- **Records shown**:
--

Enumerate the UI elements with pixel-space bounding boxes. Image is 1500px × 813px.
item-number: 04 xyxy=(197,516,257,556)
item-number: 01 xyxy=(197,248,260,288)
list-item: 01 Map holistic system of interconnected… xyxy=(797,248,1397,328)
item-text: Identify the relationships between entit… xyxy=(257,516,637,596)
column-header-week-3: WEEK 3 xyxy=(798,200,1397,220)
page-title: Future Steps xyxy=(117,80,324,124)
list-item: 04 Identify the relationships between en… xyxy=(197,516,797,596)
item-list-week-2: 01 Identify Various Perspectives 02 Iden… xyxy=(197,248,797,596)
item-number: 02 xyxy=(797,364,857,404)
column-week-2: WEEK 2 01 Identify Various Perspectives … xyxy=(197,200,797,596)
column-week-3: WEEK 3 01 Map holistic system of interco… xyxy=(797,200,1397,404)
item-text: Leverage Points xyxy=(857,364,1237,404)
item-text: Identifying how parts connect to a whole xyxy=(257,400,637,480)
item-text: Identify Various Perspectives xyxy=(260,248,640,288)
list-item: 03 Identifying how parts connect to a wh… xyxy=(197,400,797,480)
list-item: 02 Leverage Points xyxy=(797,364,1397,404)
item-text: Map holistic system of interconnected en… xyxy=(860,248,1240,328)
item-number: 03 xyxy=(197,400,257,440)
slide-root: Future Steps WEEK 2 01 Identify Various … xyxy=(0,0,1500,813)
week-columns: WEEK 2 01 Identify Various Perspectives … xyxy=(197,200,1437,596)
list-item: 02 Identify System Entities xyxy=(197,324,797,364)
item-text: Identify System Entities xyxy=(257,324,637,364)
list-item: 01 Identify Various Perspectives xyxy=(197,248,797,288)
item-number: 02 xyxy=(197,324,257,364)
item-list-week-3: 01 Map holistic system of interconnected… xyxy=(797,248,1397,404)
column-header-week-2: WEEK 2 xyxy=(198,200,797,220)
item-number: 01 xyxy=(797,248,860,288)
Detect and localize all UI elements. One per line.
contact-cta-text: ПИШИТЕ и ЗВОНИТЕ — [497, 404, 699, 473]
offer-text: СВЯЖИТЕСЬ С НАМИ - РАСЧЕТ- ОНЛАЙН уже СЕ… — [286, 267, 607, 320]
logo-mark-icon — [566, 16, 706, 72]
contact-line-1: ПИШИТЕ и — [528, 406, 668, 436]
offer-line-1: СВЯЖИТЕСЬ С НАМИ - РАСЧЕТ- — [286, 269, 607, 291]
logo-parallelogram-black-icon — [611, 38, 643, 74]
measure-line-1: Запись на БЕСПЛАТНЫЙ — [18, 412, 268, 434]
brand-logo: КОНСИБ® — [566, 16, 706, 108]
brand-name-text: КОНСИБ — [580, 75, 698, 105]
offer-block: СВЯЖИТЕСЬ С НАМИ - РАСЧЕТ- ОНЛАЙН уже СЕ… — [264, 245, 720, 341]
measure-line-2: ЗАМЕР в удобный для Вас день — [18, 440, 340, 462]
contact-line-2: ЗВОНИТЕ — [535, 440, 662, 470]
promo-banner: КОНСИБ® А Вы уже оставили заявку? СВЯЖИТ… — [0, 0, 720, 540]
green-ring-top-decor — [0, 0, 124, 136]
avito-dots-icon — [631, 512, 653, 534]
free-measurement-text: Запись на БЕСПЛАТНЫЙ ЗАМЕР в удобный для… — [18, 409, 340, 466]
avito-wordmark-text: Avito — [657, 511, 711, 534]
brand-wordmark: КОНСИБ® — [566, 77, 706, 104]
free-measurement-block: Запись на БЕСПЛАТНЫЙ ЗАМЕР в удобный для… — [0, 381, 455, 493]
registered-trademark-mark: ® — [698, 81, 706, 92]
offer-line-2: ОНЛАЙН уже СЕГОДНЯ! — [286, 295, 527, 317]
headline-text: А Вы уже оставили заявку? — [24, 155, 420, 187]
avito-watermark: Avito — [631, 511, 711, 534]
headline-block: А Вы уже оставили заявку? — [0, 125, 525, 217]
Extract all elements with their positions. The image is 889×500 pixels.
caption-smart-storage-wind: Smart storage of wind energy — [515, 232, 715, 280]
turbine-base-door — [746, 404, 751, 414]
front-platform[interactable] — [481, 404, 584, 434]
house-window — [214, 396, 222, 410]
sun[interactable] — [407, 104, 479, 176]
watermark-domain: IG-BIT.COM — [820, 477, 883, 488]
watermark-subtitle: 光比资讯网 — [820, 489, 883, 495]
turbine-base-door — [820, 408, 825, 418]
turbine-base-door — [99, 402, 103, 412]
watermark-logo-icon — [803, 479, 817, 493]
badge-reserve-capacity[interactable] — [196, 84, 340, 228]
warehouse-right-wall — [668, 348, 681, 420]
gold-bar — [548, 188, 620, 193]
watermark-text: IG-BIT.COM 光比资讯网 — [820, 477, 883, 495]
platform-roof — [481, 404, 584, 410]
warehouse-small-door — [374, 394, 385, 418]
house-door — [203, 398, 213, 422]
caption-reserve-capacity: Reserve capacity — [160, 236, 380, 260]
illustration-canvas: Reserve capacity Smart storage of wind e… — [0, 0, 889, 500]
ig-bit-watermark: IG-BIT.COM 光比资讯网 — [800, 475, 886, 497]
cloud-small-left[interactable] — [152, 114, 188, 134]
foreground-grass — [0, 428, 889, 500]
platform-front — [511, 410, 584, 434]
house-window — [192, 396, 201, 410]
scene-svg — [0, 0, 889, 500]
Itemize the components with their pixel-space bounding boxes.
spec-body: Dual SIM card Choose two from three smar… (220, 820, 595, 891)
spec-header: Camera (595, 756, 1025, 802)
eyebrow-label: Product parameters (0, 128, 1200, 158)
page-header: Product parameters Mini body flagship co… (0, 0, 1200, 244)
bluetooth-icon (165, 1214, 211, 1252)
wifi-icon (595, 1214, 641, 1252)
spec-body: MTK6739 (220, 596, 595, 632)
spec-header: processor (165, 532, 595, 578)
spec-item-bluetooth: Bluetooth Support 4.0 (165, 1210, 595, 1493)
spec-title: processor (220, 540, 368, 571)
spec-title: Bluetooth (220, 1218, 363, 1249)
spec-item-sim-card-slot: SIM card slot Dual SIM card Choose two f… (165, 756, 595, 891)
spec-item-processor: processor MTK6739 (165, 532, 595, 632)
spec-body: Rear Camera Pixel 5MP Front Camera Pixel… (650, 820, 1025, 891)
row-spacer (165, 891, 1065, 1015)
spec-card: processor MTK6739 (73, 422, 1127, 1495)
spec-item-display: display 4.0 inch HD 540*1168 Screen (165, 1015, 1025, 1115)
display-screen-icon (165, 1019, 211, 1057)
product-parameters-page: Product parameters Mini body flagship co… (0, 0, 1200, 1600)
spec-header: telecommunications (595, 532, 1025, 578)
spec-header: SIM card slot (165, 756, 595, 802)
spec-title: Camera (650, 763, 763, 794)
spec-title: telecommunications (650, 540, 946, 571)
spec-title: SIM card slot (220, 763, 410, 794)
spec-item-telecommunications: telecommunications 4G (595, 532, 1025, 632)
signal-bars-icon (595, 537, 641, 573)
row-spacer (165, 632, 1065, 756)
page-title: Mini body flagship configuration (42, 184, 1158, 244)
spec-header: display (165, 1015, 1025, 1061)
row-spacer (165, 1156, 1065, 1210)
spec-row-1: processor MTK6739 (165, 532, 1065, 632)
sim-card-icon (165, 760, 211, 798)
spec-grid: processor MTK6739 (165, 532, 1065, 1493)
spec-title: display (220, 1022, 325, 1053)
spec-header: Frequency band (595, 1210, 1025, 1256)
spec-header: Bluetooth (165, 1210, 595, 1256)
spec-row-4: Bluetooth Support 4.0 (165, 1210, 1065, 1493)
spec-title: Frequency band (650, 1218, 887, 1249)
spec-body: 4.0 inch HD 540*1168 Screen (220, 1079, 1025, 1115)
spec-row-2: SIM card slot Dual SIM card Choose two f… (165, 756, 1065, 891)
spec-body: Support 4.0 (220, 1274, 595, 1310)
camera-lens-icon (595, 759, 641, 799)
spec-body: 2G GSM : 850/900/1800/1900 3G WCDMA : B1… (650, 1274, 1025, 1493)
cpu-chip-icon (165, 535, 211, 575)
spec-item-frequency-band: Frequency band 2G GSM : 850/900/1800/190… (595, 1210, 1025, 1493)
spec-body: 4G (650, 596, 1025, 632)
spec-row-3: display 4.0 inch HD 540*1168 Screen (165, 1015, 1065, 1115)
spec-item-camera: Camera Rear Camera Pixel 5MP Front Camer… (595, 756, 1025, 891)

--

- **Challenge**: Reproduce the lines verbatim, from the beginning of the records up to and including the line containing "measure-line-1: Запись на".

- **Task answer**:
Enumerate the UI elements with pixel-space bounding boxes. Image is 1500px × 813px.
item-number: 04 xyxy=(197,516,257,556)
item-number: 01 xyxy=(197,248,260,288)
list-item: 01 Map holistic system of interconnected… xyxy=(797,248,1397,328)
item-text: Identify the relationships between entit… xyxy=(257,516,637,596)
column-header-week-3: WEEK 3 xyxy=(798,200,1397,220)
page-title: Future Steps xyxy=(117,80,324,124)
list-item: 04 Identify the relationships between en… xyxy=(197,516,797,596)
item-list-week-2: 01 Identify Various Perspectives 02 Iden… xyxy=(197,248,797,596)
item-number: 02 xyxy=(797,364,857,404)
column-week-2: WEEK 2 01 Identify Various Perspectives … xyxy=(197,200,797,596)
column-week-3: WEEK 3 01 Map holistic system of interco… xyxy=(797,200,1397,404)
item-text: Leverage Points xyxy=(857,364,1237,404)
item-text: Identifying how parts connect to a whole xyxy=(257,400,637,480)
item-text: Identify Various Perspectives xyxy=(260,248,640,288)
list-item: 03 Identifying how parts connect to a wh… xyxy=(197,400,797,480)
list-item: 02 Leverage Points xyxy=(797,364,1397,404)
item-text: Map holistic system of interconnected en… xyxy=(860,248,1240,328)
item-number: 03 xyxy=(197,400,257,440)
slide-root: Future Steps WEEK 2 01 Identify Various … xyxy=(0,0,1500,813)
week-columns: WEEK 2 01 Identify Various Perspectives … xyxy=(197,200,1437,596)
list-item: 02 Identify System Entities xyxy=(197,324,797,364)
item-text: Identify System Entities xyxy=(257,324,637,364)
list-item: 01 Identify Various Perspectives xyxy=(197,248,797,288)
item-number: 02 xyxy=(197,324,257,364)
item-list-week-3: 01 Map holistic system of interconnected… xyxy=(797,248,1397,404)
column-header-week-2: WEEK 2 xyxy=(198,200,797,220)
item-number: 01 xyxy=(797,248,860,288)
Detect and localize all UI elements. One per line.
contact-cta-text: ПИШИТЕ и ЗВОНИТЕ — [497, 404, 699, 473]
offer-text: СВЯЖИТЕСЬ С НАМИ - РАСЧЕТ- ОНЛАЙН уже СЕ… — [286, 267, 607, 320]
logo-mark-icon — [566, 16, 706, 72]
contact-line-1: ПИШИТЕ и — [528, 406, 668, 436]
offer-line-1: СВЯЖИТЕСЬ С НАМИ - РАСЧЕТ- — [286, 269, 607, 291]
logo-parallelogram-black-icon — [611, 38, 643, 74]
measure-line-1: Запись на БЕСПЛАТНЫЙ — [18, 412, 268, 434]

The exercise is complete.